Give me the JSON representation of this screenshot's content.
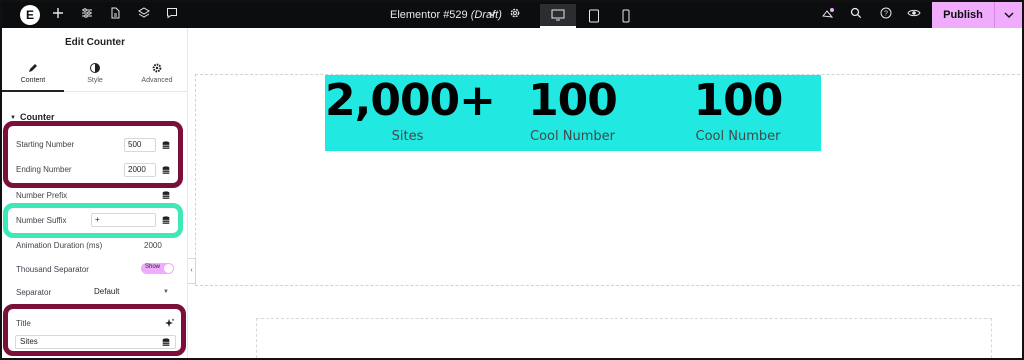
{
  "topbar": {
    "document_title": "Elementor #529",
    "document_status": "(Draft)",
    "publish_label": "Publish",
    "icons": [
      "elementor-logo-icon",
      "plus-icon",
      "sliders-icon",
      "page-icon",
      "layers-icon",
      "comment-icon",
      "chevron-down-icon",
      "gear-icon",
      "desktop-icon",
      "tablet-icon",
      "mobile-icon",
      "notifications-icon",
      "search-icon",
      "help-icon",
      "eye-icon"
    ]
  },
  "panel": {
    "title": "Edit Counter",
    "tabs": [
      {
        "label": "Content",
        "icon": "pencil-icon",
        "active": true
      },
      {
        "label": "Style",
        "icon": "half-circle-icon",
        "active": false
      },
      {
        "label": "Advanced",
        "icon": "gear-icon",
        "active": false
      }
    ],
    "section_title": "Counter",
    "controls": {
      "starting_number": {
        "label": "Starting Number",
        "value": "500"
      },
      "ending_number": {
        "label": "Ending Number",
        "value": "2000"
      },
      "number_prefix": {
        "label": "Number Prefix"
      },
      "number_suffix": {
        "label": "Number Suffix",
        "value": "+"
      },
      "animation_duration": {
        "label": "Animation Duration (ms)",
        "value": "2000"
      },
      "thousand_separator": {
        "label": "Thousand Separator",
        "toggle_label": "Show",
        "on": true
      },
      "separator": {
        "label": "Separator",
        "value": "Default"
      },
      "title": {
        "label": "Title",
        "value": "Sites"
      }
    }
  },
  "canvas": {
    "counters": [
      {
        "number": "2,000+",
        "title": "Sites"
      },
      {
        "number": "100",
        "title": "Cool Number"
      },
      {
        "number": "100",
        "title": "Cool Number"
      }
    ],
    "section_background": "#22e8e2"
  },
  "colors": {
    "accent_pink": "#f0abfc",
    "highlight_red": "#7b0f3a",
    "highlight_teal": "#3ee8b8",
    "topbar_bg": "#0c0d0e"
  }
}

------------------------------

▶ [Required task]:
Reproduce the material above in full and without alteration, but skip all pictures.

▶ [Solution to the problem]:
Give me the JSON representation of this screenshot's content.
{
  "topbar": {
    "document_title": "Elementor #529",
    "document_status": "(Draft)",
    "publish_label": "Publish",
    "icons": [
      "elementor-logo-icon",
      "plus-icon",
      "sliders-icon",
      "page-icon",
      "layers-icon",
      "comment-icon",
      "chevron-down-icon",
      "gear-icon",
      "desktop-icon",
      "tablet-icon",
      "mobile-icon",
      "notifications-icon",
      "search-icon",
      "help-icon",
      "eye-icon"
    ]
  },
  "panel": {
    "title": "Edit Counter",
    "tabs": [
      {
        "label": "Content",
        "icon": "pencil-icon",
        "active": true
      },
      {
        "label": "Style",
        "icon": "half-circle-icon",
        "active": false
      },
      {
        "label": "Advanced",
        "icon": "gear-icon",
        "active": false
      }
    ],
    "section_title": "Counter",
    "controls": {
      "starting_number": {
        "label": "Starting Number",
        "value": "500"
      },
      "ending_number": {
        "label": "Ending Number",
        "value": "2000"
      },
      "number_prefix": {
        "label": "Number Prefix"
      },
      "number_suffix": {
        "label": "Number Suffix",
        "value": "+"
      },
      "animation_duration": {
        "label": "Animation Duration (ms)",
        "value": "2000"
      },
      "thousand_separator": {
        "label": "Thousand Separator",
        "toggle_label": "Show",
        "on": true
      },
      "separator": {
        "label": "Separator",
        "value": "Default"
      },
      "title": {
        "label": "Title",
        "value": "Sites"
      }
    }
  },
  "canvas": {
    "counters": [
      {
        "number": "2,000+",
        "title": "Sites"
      },
      {
        "number": "100",
        "title": "Cool Number"
      },
      {
        "number": "100",
        "title": "Cool Number"
      }
    ],
    "section_background": "#22e8e2"
  },
  "colors": {
    "accent_pink": "#f0abfc",
    "highlight_red": "#7b0f3a",
    "highlight_teal": "#3ee8b8",
    "topbar_bg": "#0c0d0e"
  }
}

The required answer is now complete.